--- Begin ---
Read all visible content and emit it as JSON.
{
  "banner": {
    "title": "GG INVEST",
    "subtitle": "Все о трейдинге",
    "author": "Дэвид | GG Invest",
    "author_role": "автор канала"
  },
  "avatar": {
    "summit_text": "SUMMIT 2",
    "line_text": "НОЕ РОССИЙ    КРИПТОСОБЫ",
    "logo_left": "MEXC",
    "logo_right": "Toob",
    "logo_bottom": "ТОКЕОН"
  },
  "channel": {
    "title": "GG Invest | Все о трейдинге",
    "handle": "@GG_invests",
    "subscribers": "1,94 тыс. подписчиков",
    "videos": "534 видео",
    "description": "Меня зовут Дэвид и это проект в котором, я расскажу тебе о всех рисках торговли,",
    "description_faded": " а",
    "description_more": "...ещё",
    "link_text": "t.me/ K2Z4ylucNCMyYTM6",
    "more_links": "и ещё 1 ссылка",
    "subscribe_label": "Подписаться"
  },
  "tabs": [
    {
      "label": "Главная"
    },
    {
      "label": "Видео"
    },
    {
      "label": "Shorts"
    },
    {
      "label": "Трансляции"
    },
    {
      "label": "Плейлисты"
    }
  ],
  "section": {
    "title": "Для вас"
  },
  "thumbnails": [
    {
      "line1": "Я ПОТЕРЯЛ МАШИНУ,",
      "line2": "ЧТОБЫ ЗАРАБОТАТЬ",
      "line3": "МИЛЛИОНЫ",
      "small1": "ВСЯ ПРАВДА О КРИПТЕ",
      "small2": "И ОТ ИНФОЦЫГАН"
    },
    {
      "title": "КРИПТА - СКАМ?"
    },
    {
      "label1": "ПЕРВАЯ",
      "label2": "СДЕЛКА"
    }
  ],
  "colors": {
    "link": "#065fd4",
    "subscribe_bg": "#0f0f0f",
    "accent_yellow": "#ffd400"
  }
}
--- End ---
--- Begin ---
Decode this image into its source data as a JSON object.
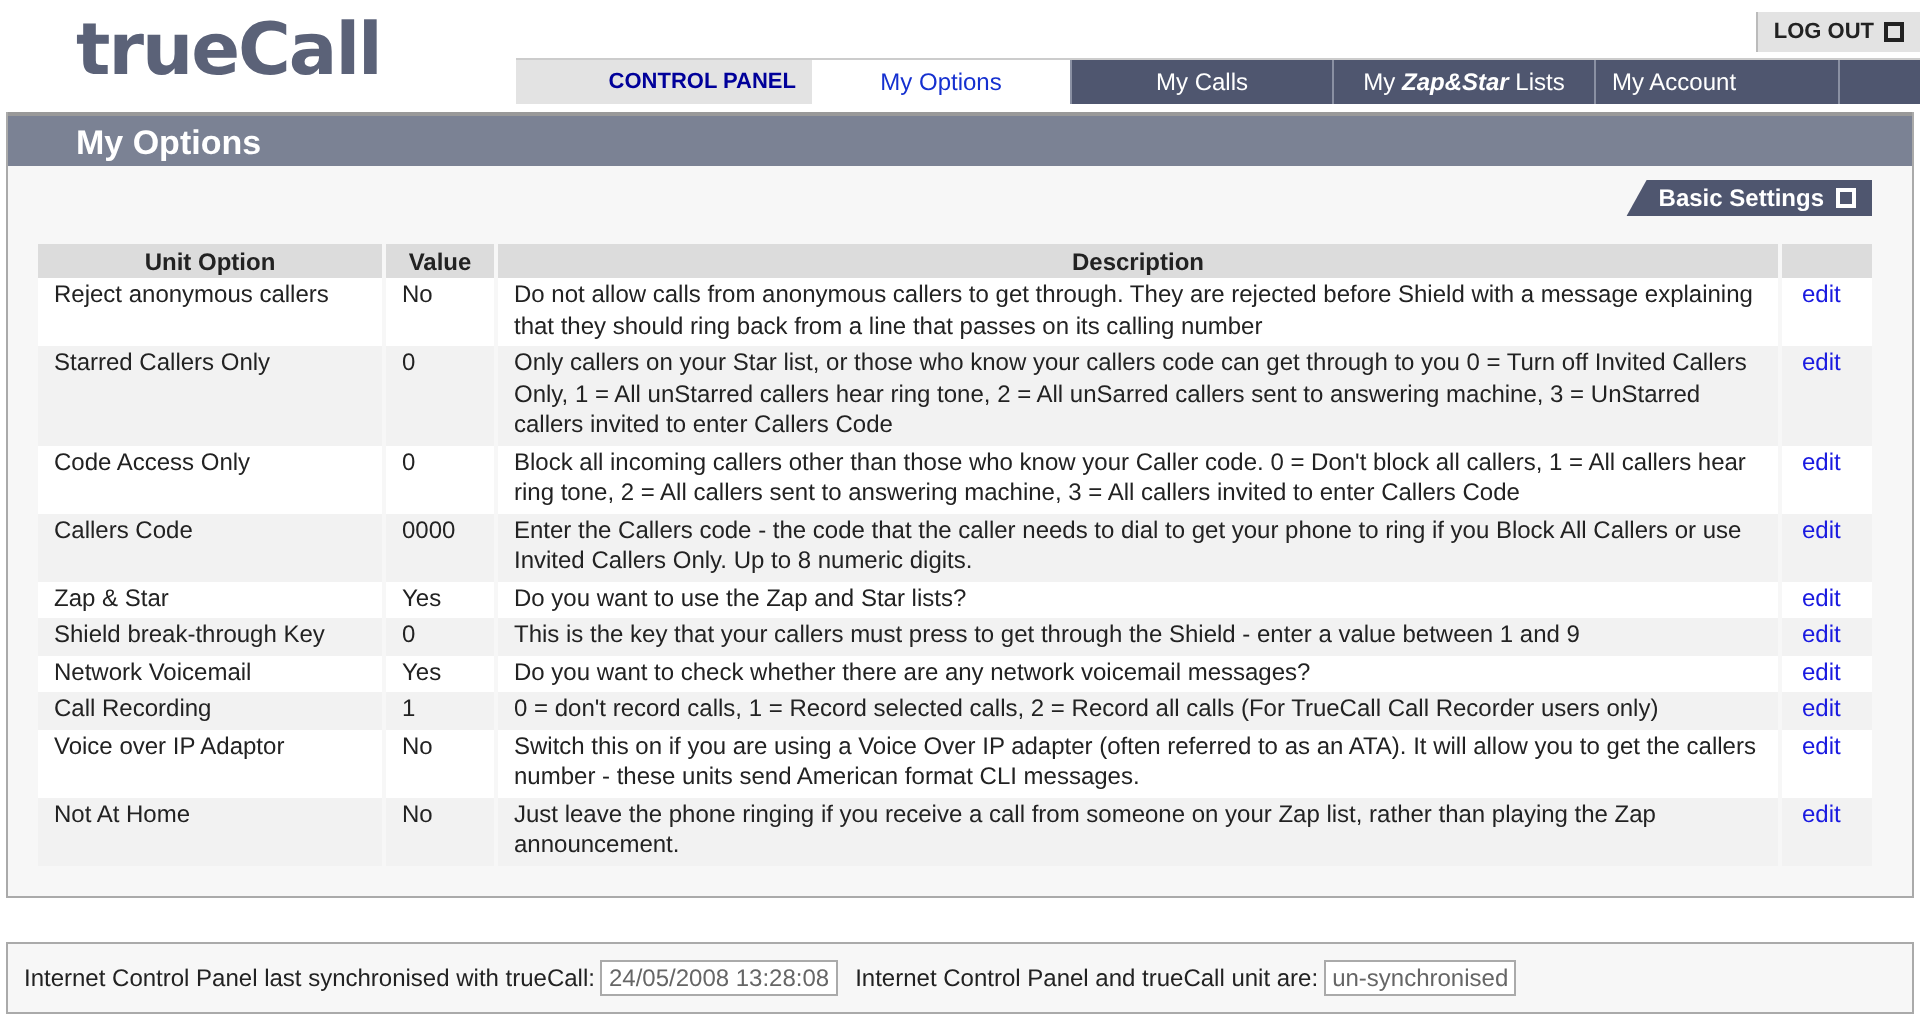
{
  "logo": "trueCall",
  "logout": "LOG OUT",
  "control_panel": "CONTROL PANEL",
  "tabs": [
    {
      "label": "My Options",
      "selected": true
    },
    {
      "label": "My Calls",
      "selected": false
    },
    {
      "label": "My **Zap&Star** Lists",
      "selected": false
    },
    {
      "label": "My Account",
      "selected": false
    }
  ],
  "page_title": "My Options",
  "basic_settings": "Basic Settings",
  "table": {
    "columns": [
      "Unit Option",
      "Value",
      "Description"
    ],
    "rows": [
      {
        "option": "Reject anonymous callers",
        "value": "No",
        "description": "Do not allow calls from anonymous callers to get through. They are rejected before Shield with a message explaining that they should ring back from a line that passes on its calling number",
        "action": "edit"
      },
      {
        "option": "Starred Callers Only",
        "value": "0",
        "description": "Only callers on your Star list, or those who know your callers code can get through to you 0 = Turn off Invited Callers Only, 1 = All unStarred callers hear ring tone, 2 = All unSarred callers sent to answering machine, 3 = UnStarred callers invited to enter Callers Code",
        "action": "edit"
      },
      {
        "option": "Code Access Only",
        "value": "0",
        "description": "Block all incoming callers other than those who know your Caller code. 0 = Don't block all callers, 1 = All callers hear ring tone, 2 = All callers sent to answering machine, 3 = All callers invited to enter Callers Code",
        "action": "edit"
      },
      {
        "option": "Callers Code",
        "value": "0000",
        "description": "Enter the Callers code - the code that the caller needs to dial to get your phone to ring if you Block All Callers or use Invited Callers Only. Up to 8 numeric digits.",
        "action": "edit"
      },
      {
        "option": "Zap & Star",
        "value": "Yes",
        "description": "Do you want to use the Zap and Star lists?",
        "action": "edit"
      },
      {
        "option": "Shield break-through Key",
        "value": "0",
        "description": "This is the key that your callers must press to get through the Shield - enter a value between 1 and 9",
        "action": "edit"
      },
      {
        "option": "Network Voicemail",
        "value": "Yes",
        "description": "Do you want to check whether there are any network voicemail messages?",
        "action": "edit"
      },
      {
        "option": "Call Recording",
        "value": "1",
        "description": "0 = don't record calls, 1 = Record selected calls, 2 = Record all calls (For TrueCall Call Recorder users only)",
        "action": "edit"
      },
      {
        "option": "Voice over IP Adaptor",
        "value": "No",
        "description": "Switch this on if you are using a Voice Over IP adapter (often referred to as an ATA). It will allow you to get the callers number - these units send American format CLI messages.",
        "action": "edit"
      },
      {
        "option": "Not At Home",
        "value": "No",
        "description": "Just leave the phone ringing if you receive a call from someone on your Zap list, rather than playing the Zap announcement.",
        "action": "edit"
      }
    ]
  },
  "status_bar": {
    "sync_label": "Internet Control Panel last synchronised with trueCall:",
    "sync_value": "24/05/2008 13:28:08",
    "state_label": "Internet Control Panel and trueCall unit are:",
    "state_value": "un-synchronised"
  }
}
--- End ---
--- Begin ---
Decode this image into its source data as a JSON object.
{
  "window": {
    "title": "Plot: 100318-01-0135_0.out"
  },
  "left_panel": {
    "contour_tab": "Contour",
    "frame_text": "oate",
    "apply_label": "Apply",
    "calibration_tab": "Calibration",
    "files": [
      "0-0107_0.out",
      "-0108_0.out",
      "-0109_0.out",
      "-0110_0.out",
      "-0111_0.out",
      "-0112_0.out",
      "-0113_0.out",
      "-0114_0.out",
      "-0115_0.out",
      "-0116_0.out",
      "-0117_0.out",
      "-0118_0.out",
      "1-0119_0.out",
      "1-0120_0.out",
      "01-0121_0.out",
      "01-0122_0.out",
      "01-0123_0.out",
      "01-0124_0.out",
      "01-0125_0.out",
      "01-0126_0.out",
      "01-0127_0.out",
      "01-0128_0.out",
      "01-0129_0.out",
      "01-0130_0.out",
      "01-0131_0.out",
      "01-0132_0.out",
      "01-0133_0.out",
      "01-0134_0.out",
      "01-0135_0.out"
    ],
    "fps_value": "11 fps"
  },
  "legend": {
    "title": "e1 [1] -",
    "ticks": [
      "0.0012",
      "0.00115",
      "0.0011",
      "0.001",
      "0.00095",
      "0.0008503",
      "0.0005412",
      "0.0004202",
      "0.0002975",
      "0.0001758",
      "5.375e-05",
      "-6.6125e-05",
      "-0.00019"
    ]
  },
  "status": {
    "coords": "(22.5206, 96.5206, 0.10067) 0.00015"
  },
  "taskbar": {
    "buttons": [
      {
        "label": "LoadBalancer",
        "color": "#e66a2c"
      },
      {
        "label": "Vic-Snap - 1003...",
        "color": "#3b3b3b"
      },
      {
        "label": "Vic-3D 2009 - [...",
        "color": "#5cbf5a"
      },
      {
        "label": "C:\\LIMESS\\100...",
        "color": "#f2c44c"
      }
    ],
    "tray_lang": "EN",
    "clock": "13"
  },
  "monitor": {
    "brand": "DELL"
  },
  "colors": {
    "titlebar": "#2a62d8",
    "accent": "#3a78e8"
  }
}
--- End ---
> Problem details: Write out every line of the listing that holds the word "sent".

> Exercise response:
        "description": "Only callers on your Star list, or those who know your callers code can get through to you 0 = Turn off Invited Callers Only, 1 = All unStarred callers hear ring tone, 2 = All unSarred callers sent to answering machine, 3 = UnStarred callers invited to enter Callers Code",
        "description": "Block all incoming callers other than those who know your Caller code. 0 = Don't block all callers, 1 = All callers hear ring tone, 2 = All callers sent to answering machine, 3 = All callers invited to enter Callers Code",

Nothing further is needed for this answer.